▶ [What the exercise asks]: Copy out each line of the listing that has the word "type" in it.

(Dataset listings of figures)
+ + +

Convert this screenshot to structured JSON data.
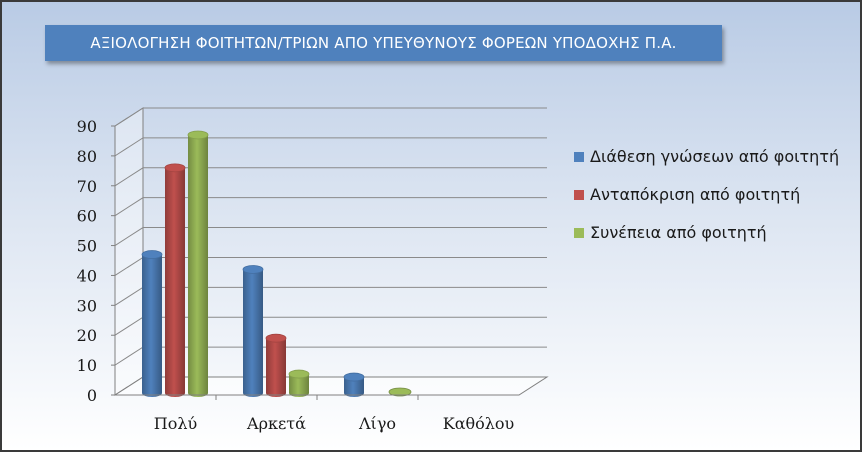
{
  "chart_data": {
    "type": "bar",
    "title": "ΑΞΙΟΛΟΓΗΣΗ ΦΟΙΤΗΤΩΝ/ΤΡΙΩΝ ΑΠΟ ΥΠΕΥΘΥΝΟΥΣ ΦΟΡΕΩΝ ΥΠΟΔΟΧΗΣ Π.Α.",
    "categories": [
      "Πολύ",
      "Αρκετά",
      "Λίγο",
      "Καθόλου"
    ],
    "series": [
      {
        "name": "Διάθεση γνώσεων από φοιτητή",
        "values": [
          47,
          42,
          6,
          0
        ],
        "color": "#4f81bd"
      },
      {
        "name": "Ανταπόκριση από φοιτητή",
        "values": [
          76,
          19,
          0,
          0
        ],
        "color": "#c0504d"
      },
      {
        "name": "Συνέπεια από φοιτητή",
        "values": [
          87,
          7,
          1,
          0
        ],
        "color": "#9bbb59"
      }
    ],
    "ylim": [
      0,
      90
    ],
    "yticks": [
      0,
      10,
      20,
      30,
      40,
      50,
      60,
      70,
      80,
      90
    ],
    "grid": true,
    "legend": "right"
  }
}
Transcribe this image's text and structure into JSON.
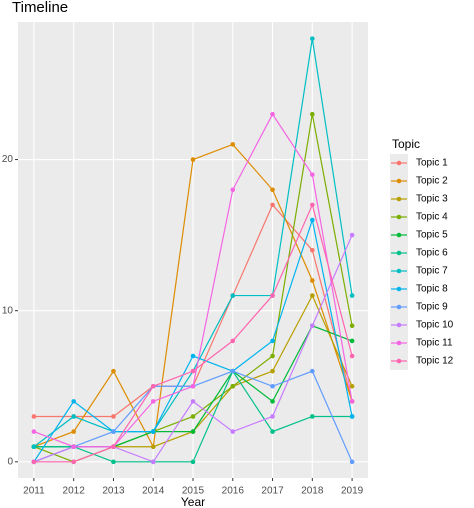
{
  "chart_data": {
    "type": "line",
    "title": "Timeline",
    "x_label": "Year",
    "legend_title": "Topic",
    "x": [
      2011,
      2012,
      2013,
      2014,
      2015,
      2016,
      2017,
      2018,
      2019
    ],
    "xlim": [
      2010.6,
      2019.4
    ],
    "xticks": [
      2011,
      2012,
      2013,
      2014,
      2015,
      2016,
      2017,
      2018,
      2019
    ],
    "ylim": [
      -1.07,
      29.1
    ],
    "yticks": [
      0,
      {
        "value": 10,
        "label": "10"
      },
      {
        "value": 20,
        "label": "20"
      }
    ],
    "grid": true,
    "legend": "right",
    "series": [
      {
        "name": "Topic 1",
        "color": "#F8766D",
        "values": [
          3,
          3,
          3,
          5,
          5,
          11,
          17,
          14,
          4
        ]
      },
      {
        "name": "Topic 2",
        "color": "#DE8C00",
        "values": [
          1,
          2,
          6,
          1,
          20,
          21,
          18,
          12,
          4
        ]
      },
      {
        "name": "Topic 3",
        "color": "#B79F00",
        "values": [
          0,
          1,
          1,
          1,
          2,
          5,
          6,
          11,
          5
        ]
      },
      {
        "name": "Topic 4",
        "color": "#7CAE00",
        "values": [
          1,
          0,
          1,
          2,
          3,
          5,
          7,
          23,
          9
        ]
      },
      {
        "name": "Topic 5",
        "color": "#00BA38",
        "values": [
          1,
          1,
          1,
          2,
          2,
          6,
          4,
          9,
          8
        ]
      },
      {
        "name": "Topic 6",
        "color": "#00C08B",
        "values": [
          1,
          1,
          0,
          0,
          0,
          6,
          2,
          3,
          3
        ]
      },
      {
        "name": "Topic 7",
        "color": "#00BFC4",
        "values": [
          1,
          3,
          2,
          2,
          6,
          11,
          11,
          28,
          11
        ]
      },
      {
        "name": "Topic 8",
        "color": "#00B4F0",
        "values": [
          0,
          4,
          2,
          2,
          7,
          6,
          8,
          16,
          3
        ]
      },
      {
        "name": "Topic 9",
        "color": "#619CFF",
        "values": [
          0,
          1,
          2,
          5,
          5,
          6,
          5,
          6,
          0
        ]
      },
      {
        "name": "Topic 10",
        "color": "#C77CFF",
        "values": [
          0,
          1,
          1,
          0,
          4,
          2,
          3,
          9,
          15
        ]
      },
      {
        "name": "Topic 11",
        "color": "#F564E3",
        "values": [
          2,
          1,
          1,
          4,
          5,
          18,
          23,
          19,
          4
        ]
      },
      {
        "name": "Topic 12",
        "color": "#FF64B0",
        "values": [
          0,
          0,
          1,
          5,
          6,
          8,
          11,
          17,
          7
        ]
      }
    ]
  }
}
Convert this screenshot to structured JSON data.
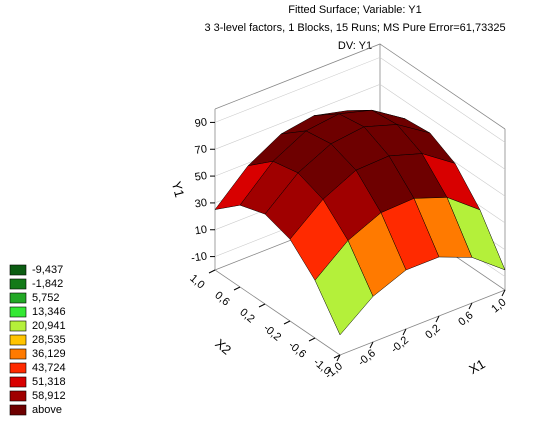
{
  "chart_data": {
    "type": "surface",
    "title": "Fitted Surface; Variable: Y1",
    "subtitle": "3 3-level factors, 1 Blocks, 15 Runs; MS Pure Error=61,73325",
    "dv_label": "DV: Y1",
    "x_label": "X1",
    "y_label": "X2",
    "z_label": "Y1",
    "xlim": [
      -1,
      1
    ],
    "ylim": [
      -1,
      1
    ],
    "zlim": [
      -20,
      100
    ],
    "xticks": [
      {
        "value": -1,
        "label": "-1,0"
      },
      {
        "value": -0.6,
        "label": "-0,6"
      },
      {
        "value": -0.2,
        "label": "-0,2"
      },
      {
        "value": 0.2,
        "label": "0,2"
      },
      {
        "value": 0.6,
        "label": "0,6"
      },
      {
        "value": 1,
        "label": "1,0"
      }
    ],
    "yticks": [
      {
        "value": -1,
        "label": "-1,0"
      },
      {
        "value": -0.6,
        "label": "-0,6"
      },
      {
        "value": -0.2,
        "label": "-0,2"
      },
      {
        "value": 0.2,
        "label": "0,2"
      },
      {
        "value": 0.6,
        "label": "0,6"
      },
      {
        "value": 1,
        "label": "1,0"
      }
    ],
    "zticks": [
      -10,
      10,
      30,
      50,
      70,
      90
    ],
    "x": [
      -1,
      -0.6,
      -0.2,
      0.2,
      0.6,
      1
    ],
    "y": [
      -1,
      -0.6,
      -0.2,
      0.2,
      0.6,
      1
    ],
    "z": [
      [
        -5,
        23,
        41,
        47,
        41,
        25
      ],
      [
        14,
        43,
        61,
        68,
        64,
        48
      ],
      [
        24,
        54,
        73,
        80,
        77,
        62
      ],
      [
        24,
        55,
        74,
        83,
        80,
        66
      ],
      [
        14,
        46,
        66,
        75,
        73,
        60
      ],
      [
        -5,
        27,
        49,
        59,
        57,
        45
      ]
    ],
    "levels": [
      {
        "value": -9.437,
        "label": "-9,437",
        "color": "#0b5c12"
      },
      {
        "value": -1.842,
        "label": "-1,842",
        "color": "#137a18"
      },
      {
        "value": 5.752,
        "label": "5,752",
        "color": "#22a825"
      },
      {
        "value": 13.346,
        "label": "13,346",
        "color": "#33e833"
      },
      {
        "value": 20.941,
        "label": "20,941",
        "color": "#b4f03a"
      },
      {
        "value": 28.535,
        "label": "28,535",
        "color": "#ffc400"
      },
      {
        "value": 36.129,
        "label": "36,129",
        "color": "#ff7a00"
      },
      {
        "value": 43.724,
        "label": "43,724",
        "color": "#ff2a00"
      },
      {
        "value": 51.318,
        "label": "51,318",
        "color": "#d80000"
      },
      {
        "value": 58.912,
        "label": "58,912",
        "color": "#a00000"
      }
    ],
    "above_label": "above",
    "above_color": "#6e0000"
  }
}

+ + +

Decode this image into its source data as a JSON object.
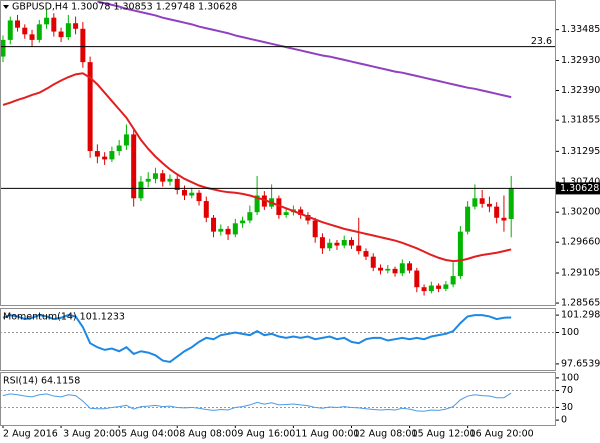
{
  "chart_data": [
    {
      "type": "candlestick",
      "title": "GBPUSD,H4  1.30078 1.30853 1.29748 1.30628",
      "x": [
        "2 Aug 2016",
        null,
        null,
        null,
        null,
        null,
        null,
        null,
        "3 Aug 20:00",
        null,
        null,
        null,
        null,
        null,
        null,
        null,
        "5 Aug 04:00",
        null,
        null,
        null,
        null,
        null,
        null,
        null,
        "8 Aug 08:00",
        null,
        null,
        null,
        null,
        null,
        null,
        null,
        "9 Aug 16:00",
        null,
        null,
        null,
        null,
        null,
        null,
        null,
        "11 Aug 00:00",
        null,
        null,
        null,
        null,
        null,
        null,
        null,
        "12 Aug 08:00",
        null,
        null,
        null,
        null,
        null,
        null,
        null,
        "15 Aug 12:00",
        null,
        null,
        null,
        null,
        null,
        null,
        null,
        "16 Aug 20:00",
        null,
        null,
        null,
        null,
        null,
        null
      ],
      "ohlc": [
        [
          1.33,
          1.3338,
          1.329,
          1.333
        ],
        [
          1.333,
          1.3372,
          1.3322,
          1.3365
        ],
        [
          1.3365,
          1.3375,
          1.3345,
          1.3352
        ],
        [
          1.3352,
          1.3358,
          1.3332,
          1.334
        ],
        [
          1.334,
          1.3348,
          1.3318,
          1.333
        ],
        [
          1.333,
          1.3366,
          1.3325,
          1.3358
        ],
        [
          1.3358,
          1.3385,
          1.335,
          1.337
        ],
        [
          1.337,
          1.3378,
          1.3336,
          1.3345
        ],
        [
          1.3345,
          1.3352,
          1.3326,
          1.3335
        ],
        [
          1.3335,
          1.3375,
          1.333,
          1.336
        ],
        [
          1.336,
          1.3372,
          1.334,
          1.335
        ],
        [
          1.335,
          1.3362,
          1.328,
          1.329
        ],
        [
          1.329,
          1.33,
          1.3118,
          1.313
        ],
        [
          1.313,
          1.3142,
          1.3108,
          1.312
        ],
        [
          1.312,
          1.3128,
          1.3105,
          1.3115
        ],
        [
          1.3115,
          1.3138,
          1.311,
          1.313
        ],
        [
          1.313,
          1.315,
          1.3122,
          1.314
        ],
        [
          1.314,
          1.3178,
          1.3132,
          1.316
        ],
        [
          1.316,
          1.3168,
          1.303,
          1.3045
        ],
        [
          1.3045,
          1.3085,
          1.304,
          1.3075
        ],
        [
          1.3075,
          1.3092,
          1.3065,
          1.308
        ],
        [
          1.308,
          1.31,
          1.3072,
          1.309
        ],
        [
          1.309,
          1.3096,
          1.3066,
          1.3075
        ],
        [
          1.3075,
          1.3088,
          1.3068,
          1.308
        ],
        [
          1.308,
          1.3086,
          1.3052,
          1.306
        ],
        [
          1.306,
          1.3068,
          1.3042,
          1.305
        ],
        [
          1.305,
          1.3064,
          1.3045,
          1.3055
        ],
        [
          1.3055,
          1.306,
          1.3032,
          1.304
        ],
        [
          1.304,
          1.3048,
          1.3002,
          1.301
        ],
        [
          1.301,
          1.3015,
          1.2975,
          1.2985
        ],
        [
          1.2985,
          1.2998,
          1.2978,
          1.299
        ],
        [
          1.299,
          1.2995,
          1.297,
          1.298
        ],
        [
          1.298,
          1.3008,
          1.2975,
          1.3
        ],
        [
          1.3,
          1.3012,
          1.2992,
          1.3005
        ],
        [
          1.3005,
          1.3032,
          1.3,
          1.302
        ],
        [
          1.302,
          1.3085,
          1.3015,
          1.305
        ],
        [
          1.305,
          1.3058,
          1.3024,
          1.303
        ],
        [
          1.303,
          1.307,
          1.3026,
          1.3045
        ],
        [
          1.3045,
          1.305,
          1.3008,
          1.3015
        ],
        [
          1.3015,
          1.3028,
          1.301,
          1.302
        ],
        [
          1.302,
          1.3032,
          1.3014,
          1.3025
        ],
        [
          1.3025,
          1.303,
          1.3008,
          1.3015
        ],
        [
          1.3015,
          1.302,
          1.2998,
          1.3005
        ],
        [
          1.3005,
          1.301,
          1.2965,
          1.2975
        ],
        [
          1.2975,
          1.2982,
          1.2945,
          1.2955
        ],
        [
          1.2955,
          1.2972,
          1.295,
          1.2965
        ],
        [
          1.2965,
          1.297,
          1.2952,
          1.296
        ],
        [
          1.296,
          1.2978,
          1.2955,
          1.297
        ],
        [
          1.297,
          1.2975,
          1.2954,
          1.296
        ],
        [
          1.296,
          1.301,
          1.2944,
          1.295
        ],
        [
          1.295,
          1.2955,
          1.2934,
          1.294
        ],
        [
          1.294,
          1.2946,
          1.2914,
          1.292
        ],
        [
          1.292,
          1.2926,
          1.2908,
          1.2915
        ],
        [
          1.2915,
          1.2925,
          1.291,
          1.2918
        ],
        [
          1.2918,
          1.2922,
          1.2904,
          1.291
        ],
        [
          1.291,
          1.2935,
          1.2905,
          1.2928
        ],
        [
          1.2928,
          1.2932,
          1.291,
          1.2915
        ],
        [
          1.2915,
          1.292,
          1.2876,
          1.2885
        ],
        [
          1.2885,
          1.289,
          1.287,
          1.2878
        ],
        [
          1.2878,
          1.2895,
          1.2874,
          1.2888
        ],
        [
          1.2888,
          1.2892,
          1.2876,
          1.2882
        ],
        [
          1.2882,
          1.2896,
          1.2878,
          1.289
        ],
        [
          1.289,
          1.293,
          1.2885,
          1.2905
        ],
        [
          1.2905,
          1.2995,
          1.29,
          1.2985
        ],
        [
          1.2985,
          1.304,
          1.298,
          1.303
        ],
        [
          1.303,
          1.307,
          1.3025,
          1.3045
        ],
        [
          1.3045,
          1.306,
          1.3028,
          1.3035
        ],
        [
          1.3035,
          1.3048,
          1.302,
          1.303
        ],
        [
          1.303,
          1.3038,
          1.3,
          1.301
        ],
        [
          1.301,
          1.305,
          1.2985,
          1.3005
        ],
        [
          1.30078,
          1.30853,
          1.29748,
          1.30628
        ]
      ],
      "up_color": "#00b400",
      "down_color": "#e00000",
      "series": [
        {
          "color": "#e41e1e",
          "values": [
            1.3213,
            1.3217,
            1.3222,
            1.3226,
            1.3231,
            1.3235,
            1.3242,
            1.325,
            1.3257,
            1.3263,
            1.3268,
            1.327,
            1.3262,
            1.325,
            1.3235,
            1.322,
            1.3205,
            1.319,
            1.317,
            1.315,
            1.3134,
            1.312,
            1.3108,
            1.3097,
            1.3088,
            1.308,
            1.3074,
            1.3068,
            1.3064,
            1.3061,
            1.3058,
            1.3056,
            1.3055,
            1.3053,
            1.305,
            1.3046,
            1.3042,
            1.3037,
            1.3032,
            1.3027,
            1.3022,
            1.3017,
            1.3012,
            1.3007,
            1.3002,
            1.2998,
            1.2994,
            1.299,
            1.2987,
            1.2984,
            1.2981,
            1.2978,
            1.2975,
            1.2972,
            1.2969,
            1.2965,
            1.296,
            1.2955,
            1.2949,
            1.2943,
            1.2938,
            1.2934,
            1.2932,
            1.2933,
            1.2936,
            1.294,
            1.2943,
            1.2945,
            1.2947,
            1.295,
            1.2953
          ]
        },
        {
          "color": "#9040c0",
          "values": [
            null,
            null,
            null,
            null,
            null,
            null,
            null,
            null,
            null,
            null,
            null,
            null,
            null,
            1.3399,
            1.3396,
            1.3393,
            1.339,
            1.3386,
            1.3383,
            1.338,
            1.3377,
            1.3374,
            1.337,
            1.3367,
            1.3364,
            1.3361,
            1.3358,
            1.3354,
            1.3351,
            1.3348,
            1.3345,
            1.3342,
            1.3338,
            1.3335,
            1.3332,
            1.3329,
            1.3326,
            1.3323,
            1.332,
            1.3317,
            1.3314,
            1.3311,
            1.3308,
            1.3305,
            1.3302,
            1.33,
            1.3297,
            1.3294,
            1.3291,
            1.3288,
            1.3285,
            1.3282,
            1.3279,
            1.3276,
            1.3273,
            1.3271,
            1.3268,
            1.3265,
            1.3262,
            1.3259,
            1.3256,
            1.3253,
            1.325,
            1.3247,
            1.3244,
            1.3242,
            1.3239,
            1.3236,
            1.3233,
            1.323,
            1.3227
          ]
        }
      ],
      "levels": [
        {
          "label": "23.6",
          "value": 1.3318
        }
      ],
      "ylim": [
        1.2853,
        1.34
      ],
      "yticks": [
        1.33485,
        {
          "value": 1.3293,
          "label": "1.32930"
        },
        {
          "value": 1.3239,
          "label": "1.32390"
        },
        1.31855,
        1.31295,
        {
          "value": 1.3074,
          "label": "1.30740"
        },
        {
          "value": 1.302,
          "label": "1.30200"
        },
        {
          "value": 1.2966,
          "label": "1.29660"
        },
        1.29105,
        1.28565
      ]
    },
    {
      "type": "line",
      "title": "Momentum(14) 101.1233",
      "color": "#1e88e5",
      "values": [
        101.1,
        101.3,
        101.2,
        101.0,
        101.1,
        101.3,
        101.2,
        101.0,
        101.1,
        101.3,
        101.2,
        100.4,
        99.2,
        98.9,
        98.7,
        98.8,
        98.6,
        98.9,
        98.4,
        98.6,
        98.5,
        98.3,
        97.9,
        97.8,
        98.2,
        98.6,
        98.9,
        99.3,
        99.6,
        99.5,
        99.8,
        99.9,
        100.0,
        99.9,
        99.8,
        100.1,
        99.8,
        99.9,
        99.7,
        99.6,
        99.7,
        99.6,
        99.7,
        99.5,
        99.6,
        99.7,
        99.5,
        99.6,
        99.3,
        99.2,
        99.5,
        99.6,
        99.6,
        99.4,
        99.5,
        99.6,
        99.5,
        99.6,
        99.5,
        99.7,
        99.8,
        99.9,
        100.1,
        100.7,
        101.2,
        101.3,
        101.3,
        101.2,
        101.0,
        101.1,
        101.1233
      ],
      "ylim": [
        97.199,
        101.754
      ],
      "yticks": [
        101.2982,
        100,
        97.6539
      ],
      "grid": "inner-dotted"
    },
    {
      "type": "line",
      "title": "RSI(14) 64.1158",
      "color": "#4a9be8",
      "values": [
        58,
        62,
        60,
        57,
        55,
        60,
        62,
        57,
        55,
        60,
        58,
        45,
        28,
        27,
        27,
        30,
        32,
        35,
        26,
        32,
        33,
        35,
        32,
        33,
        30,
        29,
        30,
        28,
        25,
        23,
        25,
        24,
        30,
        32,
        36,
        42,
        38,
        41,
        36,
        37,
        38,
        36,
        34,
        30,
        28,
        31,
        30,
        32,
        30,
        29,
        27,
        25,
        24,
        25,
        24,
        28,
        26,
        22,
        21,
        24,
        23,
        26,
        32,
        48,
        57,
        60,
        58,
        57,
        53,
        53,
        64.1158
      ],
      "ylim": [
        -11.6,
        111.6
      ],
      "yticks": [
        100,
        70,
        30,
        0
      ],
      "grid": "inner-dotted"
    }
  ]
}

+ + +

▶ [Output of the task]:
    "type": "bar",
    "type": "line",
    "type": "surface",
      "type": "candlestick",
      "type": "line",
      "type": "line",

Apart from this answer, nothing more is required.